Leave out any pictures and transcribe all other data below exactly.

== Material for this exercise

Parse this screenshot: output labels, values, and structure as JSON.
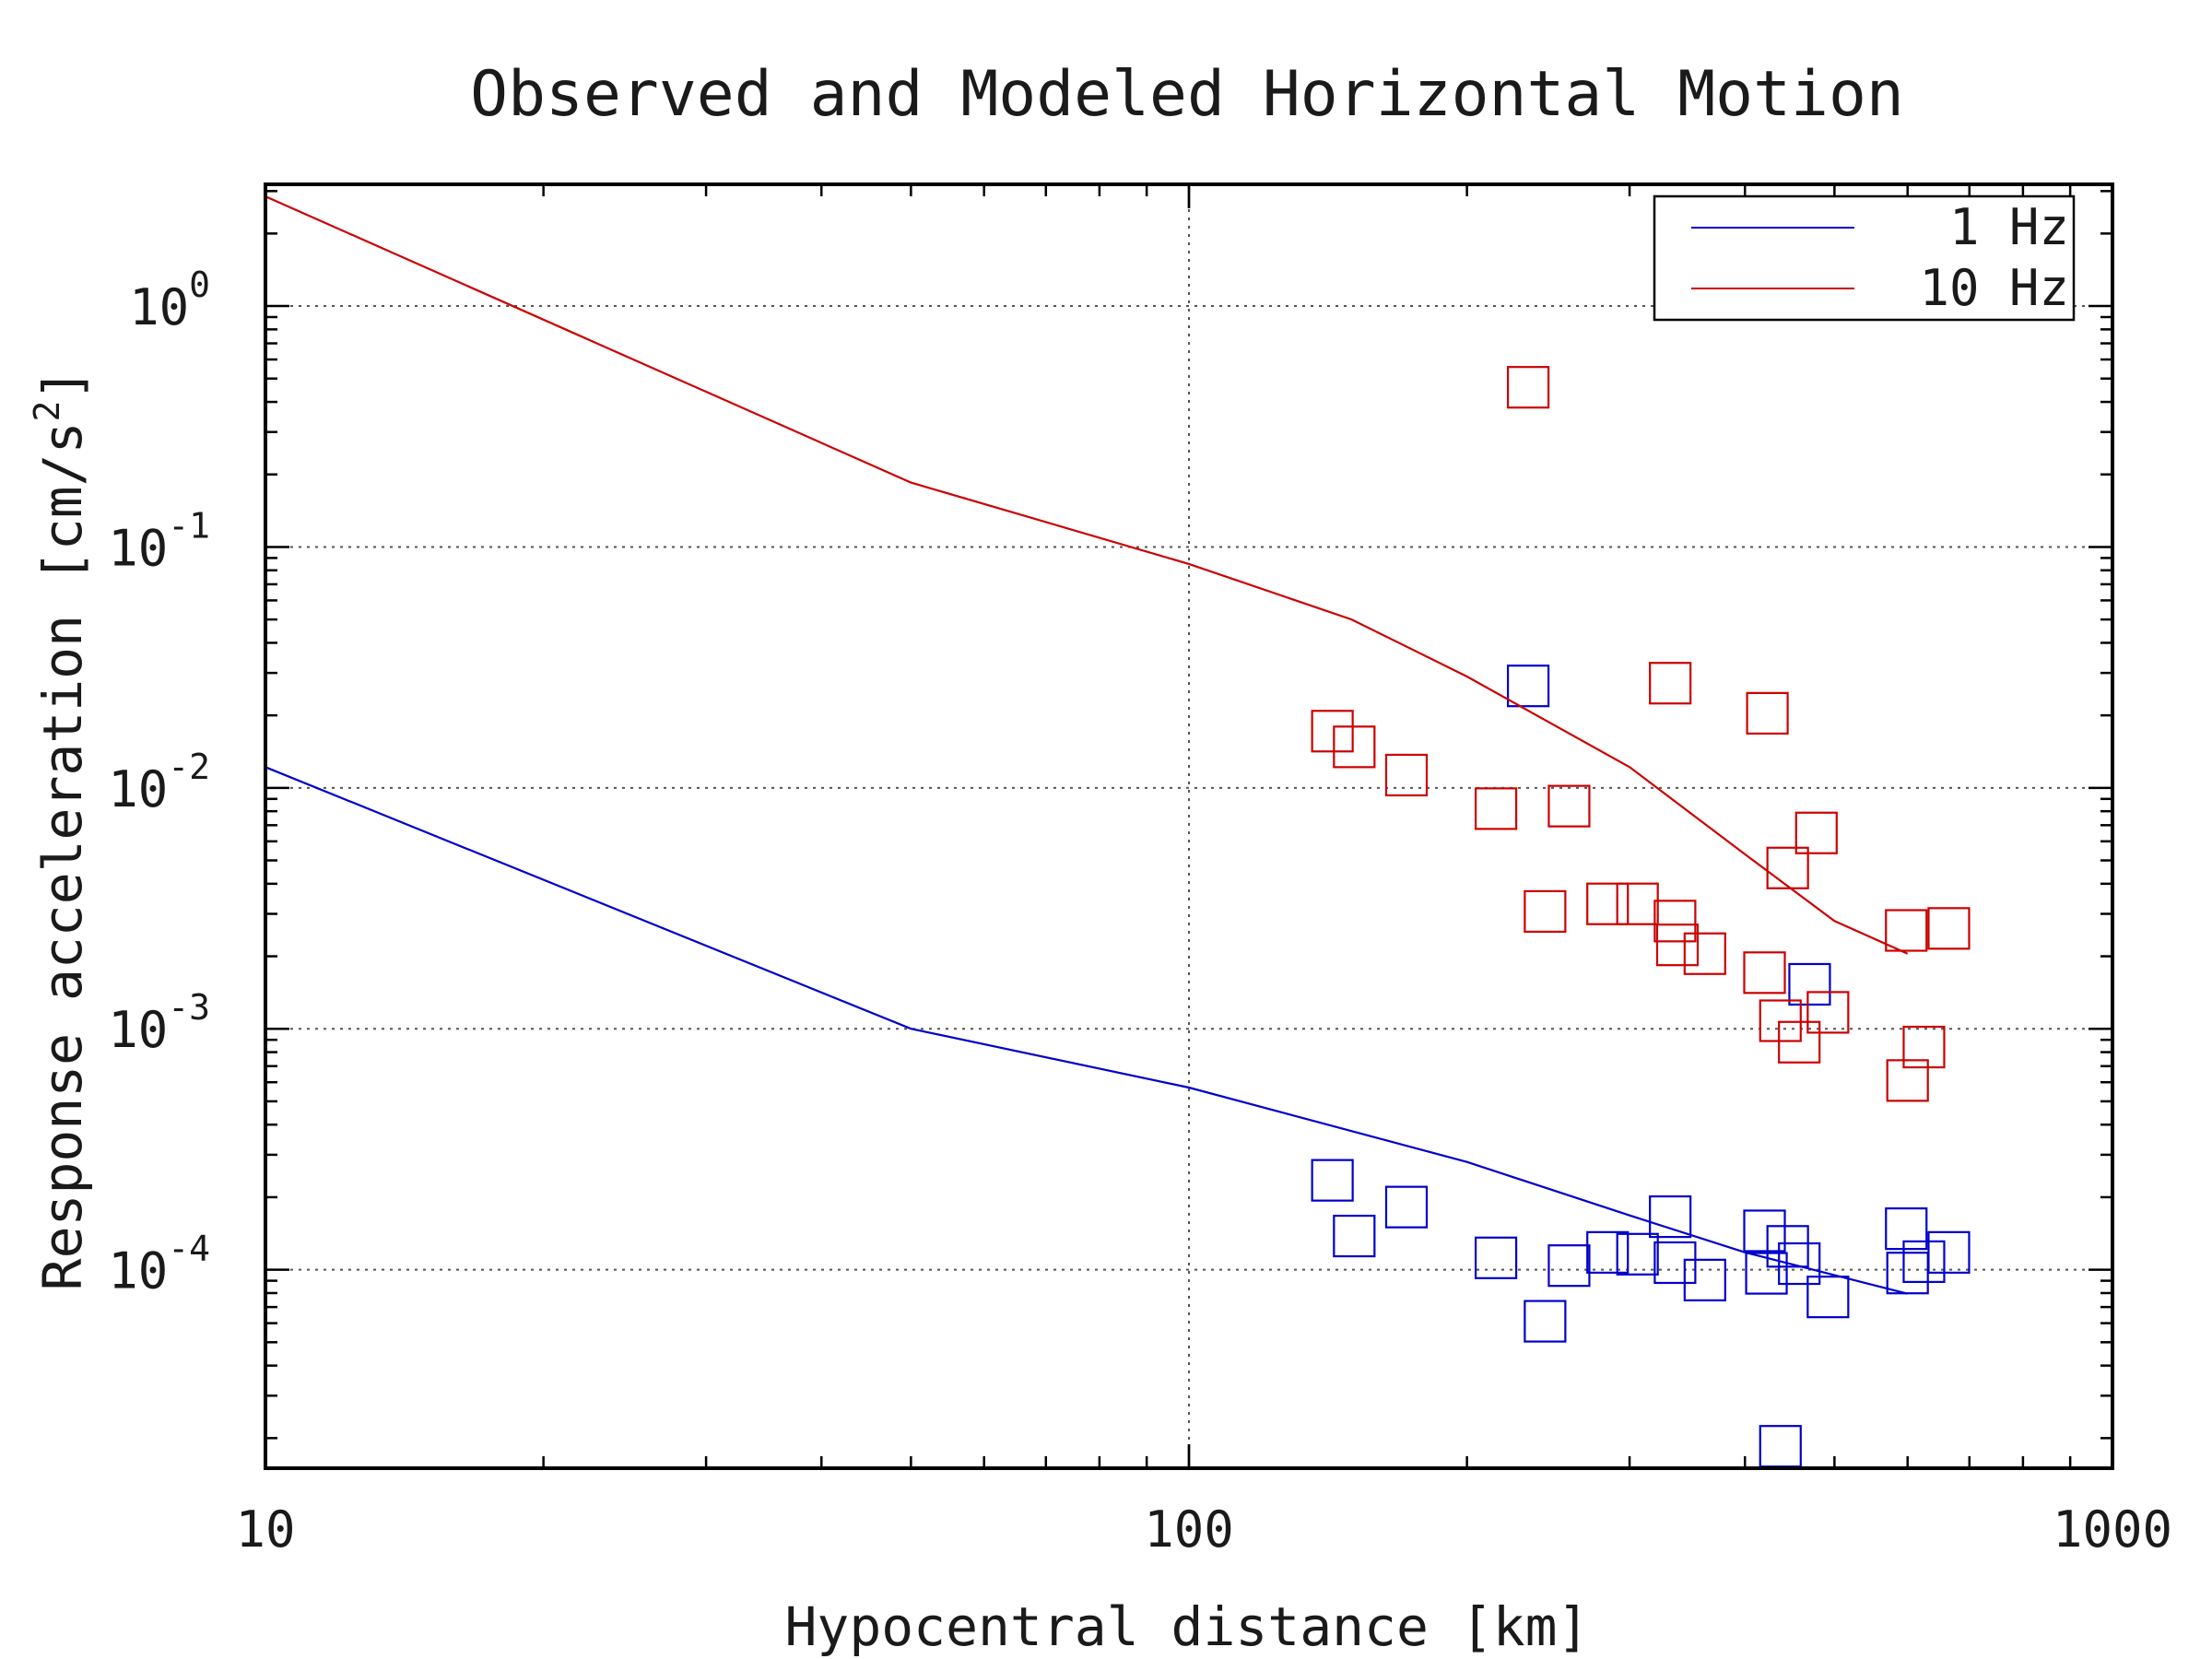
{
  "chart_data": {
    "type": "scatter",
    "title": "Observed and Modeled Horizontal Motion",
    "xlabel": "Hypocentral distance [km]",
    "ylabel": "Response acceleration [cm/s",
    "ylabel_exponent": "2",
    "ylabel_suffix": "]",
    "x_scale": "log",
    "y_scale": "log",
    "xlim": [
      10,
      1000
    ],
    "ylim": [
      1.5e-05,
      3.2
    ],
    "x_ticks": [
      {
        "value": 10,
        "label": "10"
      },
      {
        "value": 100,
        "label": "100"
      },
      {
        "value": 1000,
        "label": "1000"
      }
    ],
    "y_ticks": [
      {
        "value": 1,
        "base": "10",
        "exponent": "0"
      },
      {
        "value": 0.1,
        "base": "10",
        "exponent": "-1"
      },
      {
        "value": 0.01,
        "base": "10",
        "exponent": "-2"
      },
      {
        "value": 0.001,
        "base": "10",
        "exponent": "-3"
      },
      {
        "value": 0.0001,
        "base": "10",
        "exponent": "-4"
      }
    ],
    "grid": true,
    "legend_position": "top-right",
    "series": [
      {
        "name": "1 Hz",
        "color": "#0000cc",
        "model_line": [
          [
            10,
            0.0122
          ],
          [
            50,
            0.001
          ],
          [
            100,
            0.00057
          ],
          [
            200,
            0.00028
          ],
          [
            300,
            0.000168
          ],
          [
            400,
            0.000118
          ],
          [
            600,
            7.95e-05
          ]
        ],
        "observed": [
          [
            143,
            0.000235
          ],
          [
            151,
            0.000138
          ],
          [
            172,
            0.000182
          ],
          [
            215,
            0.000112
          ],
          [
            243,
            6.11e-05
          ],
          [
            258,
            0.000104
          ],
          [
            284,
            0.000118
          ],
          [
            306,
            0.000116
          ],
          [
            332,
            0.000166
          ],
          [
            336,
            0.000107
          ],
          [
            362,
            9.06e-05
          ],
          [
            420,
            0.000145
          ],
          [
            422,
            9.66e-05
          ],
          [
            437,
            1.85e-05
          ],
          [
            445,
            0.000125
          ],
          [
            458,
            0.000106
          ],
          [
            492,
            7.71e-05
          ],
          [
            598,
            0.000148
          ],
          [
            600,
            9.69e-05
          ],
          [
            625,
            0.000108
          ],
          [
            665,
            0.000118
          ],
          [
            233,
            0.0265
          ],
          [
            470,
            0.00153
          ]
        ]
      },
      {
        "name": "10 Hz",
        "color": "#cc0000",
        "model_line": [
          [
            10,
            2.85
          ],
          [
            50,
            0.185
          ],
          [
            100,
            0.085
          ],
          [
            150,
            0.05
          ],
          [
            200,
            0.029
          ],
          [
            300,
            0.0122
          ],
          [
            400,
            0.0053
          ],
          [
            500,
            0.0028
          ],
          [
            600,
            0.00205
          ]
        ],
        "observed": [
          [
            233,
            0.46
          ],
          [
            143,
            0.0172
          ],
          [
            151,
            0.0148
          ],
          [
            172,
            0.0113
          ],
          [
            215,
            0.0082
          ],
          [
            243,
            0.00307
          ],
          [
            258,
            0.0084
          ],
          [
            284,
            0.0033
          ],
          [
            306,
            0.0033
          ],
          [
            332,
            0.0272
          ],
          [
            336,
            0.0028
          ],
          [
            338,
            0.00223
          ],
          [
            362,
            0.00205
          ],
          [
            420,
            0.00171
          ],
          [
            423,
            0.0204
          ],
          [
            437,
            0.00108
          ],
          [
            445,
            0.00465
          ],
          [
            458,
            0.00088
          ],
          [
            478,
            0.0065
          ],
          [
            492,
            0.00117
          ],
          [
            598,
            0.00256
          ],
          [
            600,
            0.00061
          ],
          [
            625,
            0.00084
          ],
          [
            665,
            0.00261
          ]
        ]
      }
    ]
  }
}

====

**Full solution**
Parse this screenshot: output labels, values, and structure as JSON.
{
  "chart_data": {
    "type": "scatter",
    "title": "Observed and Modeled Horizontal Motion",
    "xlabel": "Hypocentral distance [km]",
    "ylabel": "Response acceleration [cm/s",
    "ylabel_exponent": "2",
    "ylabel_suffix": "]",
    "x_scale": "log",
    "y_scale": "log",
    "xlim": [
      10,
      1000
    ],
    "ylim": [
      1.5e-05,
      3.2
    ],
    "x_ticks": [
      {
        "value": 10,
        "label": "10"
      },
      {
        "value": 100,
        "label": "100"
      },
      {
        "value": 1000,
        "label": "1000"
      }
    ],
    "y_ticks": [
      {
        "value": 1,
        "base": "10",
        "exponent": "0"
      },
      {
        "value": 0.1,
        "base": "10",
        "exponent": "-1"
      },
      {
        "value": 0.01,
        "base": "10",
        "exponent": "-2"
      },
      {
        "value": 0.001,
        "base": "10",
        "exponent": "-3"
      },
      {
        "value": 0.0001,
        "base": "10",
        "exponent": "-4"
      }
    ],
    "grid": true,
    "legend_position": "top-right",
    "series": [
      {
        "name": "1 Hz",
        "color": "#0000cc",
        "model_line": [
          [
            10,
            0.0122
          ],
          [
            50,
            0.001
          ],
          [
            100,
            0.00057
          ],
          [
            200,
            0.00028
          ],
          [
            300,
            0.000168
          ],
          [
            400,
            0.000118
          ],
          [
            600,
            7.95e-05
          ]
        ],
        "observed": [
          [
            143,
            0.000235
          ],
          [
            151,
            0.000138
          ],
          [
            172,
            0.000182
          ],
          [
            215,
            0.000112
          ],
          [
            243,
            6.11e-05
          ],
          [
            258,
            0.000104
          ],
          [
            284,
            0.000118
          ],
          [
            306,
            0.000116
          ],
          [
            332,
            0.000166
          ],
          [
            336,
            0.000107
          ],
          [
            362,
            9.06e-05
          ],
          [
            420,
            0.000145
          ],
          [
            422,
            9.66e-05
          ],
          [
            437,
            1.85e-05
          ],
          [
            445,
            0.000125
          ],
          [
            458,
            0.000106
          ],
          [
            492,
            7.71e-05
          ],
          [
            598,
            0.000148
          ],
          [
            600,
            9.69e-05
          ],
          [
            625,
            0.000108
          ],
          [
            665,
            0.000118
          ],
          [
            233,
            0.0265
          ],
          [
            470,
            0.00153
          ]
        ]
      },
      {
        "name": "10 Hz",
        "color": "#cc0000",
        "model_line": [
          [
            10,
            2.85
          ],
          [
            50,
            0.185
          ],
          [
            100,
            0.085
          ],
          [
            150,
            0.05
          ],
          [
            200,
            0.029
          ],
          [
            300,
            0.0122
          ],
          [
            400,
            0.0053
          ],
          [
            500,
            0.0028
          ],
          [
            600,
            0.00205
          ]
        ],
        "observed": [
          [
            233,
            0.46
          ],
          [
            143,
            0.0172
          ],
          [
            151,
            0.0148
          ],
          [
            172,
            0.0113
          ],
          [
            215,
            0.0082
          ],
          [
            243,
            0.00307
          ],
          [
            258,
            0.0084
          ],
          [
            284,
            0.0033
          ],
          [
            306,
            0.0033
          ],
          [
            332,
            0.0272
          ],
          [
            336,
            0.0028
          ],
          [
            338,
            0.00223
          ],
          [
            362,
            0.00205
          ],
          [
            420,
            0.00171
          ],
          [
            423,
            0.0204
          ],
          [
            437,
            0.00108
          ],
          [
            445,
            0.00465
          ],
          [
            458,
            0.00088
          ],
          [
            478,
            0.0065
          ],
          [
            492,
            0.00117
          ],
          [
            598,
            0.00256
          ],
          [
            600,
            0.00061
          ],
          [
            625,
            0.00084
          ],
          [
            665,
            0.00261
          ]
        ]
      }
    ]
  }
}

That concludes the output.